_PROBLEM DESCRIPTION:_ Could you copy every line from the material below in which "data" appears?

A run of records:
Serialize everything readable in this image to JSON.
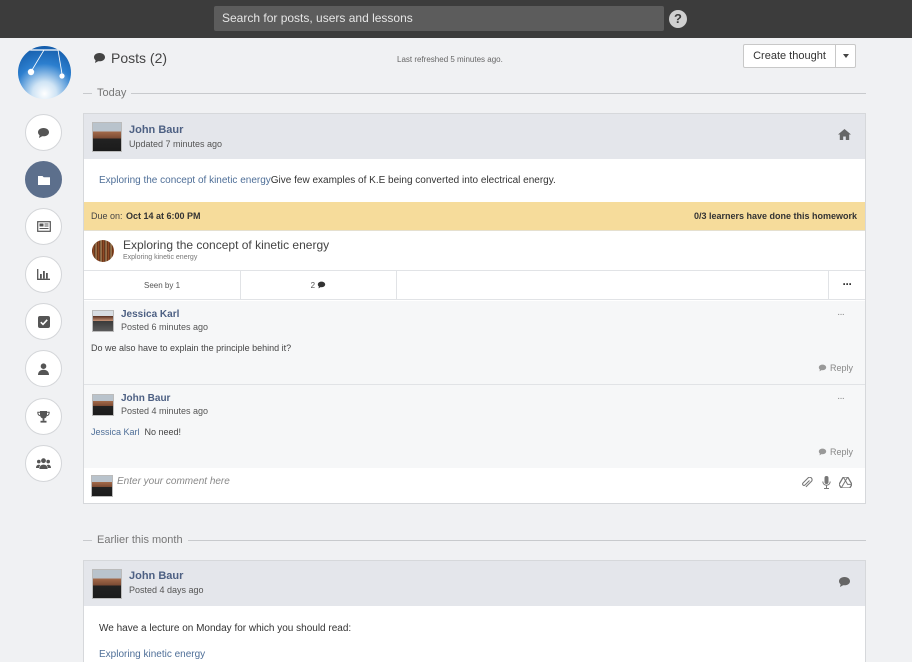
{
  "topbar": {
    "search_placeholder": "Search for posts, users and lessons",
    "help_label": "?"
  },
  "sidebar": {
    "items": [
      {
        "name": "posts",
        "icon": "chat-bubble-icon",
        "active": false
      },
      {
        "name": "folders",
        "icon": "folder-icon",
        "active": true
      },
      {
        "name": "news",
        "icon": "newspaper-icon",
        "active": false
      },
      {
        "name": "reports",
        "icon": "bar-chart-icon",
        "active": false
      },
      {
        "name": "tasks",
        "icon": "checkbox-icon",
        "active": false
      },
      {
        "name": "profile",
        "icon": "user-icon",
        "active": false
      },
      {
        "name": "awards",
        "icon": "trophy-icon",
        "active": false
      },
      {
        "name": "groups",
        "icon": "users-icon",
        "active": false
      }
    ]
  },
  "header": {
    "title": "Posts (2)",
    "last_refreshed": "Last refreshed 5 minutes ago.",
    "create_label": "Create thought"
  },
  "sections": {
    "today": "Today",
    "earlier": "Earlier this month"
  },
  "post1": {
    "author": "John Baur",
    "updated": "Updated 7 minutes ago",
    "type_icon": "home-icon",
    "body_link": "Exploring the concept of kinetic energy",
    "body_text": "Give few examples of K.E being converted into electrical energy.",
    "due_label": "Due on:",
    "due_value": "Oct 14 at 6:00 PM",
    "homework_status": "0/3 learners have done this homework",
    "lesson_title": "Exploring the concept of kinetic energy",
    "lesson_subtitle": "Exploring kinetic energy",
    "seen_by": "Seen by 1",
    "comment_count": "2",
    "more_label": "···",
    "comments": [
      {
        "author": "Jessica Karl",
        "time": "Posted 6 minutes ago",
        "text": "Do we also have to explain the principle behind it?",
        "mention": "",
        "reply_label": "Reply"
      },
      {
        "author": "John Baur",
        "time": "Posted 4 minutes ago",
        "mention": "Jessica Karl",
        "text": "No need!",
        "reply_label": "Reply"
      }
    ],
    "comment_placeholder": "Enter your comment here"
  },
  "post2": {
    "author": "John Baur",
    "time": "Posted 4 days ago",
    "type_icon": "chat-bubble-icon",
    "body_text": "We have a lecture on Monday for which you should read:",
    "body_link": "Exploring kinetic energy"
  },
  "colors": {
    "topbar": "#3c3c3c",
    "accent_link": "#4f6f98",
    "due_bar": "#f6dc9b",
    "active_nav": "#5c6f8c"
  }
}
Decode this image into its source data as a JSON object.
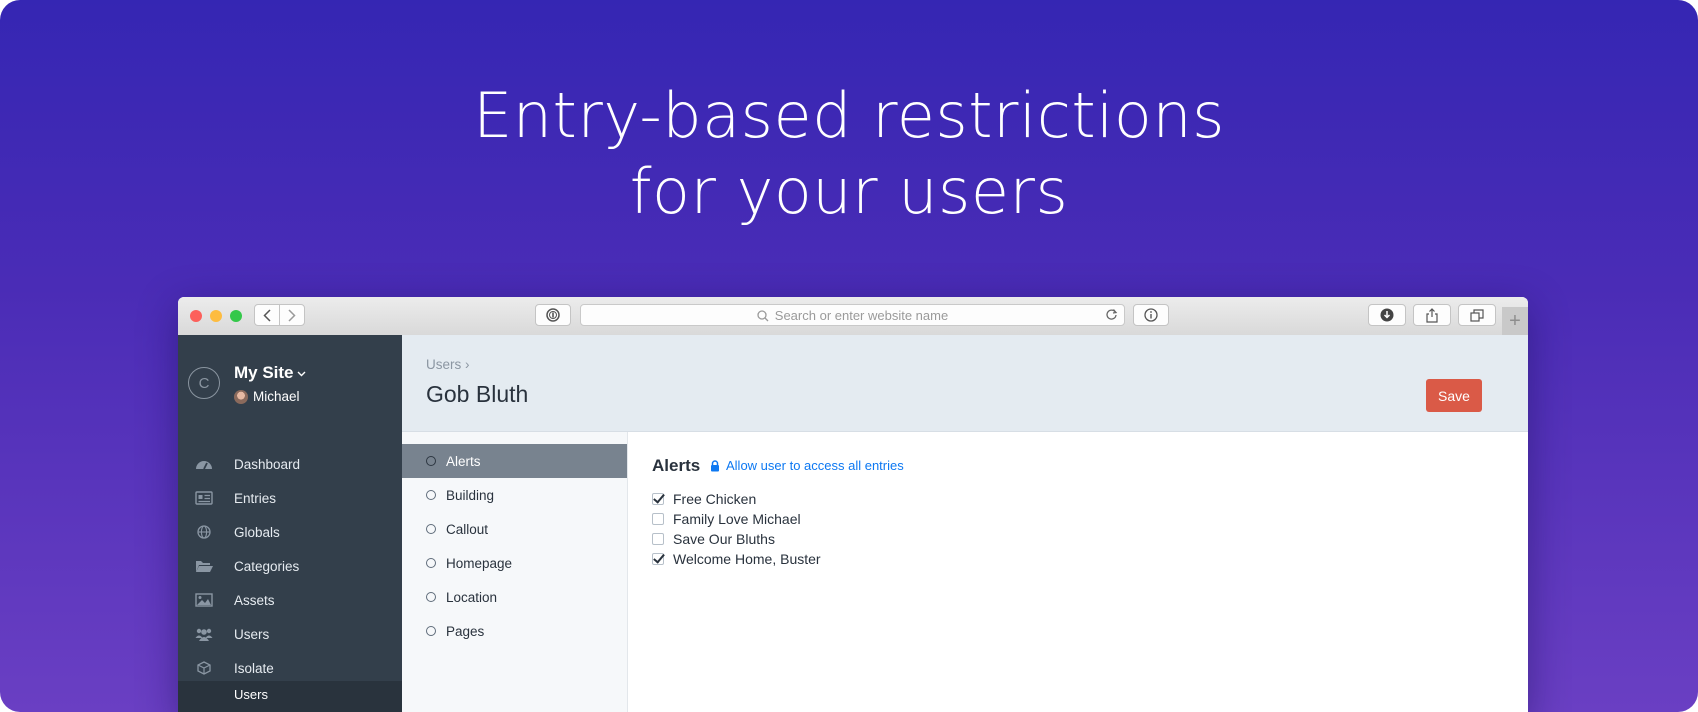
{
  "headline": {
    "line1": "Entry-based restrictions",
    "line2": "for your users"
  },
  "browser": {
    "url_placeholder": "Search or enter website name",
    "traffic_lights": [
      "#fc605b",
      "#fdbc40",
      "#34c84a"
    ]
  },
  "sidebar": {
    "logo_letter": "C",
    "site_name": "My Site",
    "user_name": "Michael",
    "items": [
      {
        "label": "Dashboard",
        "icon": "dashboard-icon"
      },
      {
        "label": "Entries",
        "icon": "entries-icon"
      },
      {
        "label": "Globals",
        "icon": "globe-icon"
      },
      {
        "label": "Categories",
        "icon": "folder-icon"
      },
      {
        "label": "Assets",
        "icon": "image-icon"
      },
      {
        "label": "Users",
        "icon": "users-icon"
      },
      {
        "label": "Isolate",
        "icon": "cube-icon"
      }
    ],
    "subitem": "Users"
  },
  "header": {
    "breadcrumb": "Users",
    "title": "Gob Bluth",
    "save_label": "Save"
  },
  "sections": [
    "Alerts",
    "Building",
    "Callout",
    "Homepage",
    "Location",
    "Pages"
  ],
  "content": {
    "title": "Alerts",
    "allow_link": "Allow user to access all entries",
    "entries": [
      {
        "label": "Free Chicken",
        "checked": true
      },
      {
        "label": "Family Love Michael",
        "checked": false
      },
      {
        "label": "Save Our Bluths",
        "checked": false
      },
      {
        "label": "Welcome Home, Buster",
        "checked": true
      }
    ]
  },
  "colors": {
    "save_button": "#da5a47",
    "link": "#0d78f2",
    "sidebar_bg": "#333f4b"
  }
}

--

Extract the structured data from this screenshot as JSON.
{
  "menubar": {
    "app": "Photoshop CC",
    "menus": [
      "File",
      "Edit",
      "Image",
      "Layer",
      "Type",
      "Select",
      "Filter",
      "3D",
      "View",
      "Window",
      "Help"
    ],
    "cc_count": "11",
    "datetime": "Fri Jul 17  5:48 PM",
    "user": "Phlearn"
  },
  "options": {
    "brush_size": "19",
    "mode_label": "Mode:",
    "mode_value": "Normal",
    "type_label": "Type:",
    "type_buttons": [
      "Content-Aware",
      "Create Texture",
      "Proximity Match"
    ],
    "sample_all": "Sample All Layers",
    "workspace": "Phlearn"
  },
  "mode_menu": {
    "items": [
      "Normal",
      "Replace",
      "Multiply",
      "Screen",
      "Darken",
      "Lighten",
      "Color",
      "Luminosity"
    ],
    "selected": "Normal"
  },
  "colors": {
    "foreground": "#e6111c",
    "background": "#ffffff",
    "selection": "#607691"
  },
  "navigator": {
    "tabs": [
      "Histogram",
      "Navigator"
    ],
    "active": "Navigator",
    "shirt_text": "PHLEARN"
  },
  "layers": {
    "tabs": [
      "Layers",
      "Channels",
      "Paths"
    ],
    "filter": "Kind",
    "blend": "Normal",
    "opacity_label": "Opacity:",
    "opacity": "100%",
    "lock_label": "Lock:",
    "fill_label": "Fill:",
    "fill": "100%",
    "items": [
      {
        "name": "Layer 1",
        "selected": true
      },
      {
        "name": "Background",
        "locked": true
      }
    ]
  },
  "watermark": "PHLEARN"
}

_FINAL ANSWER:_
Decode this image into its source data as a JSON object.
Extract the structured data from this screenshot as JSON.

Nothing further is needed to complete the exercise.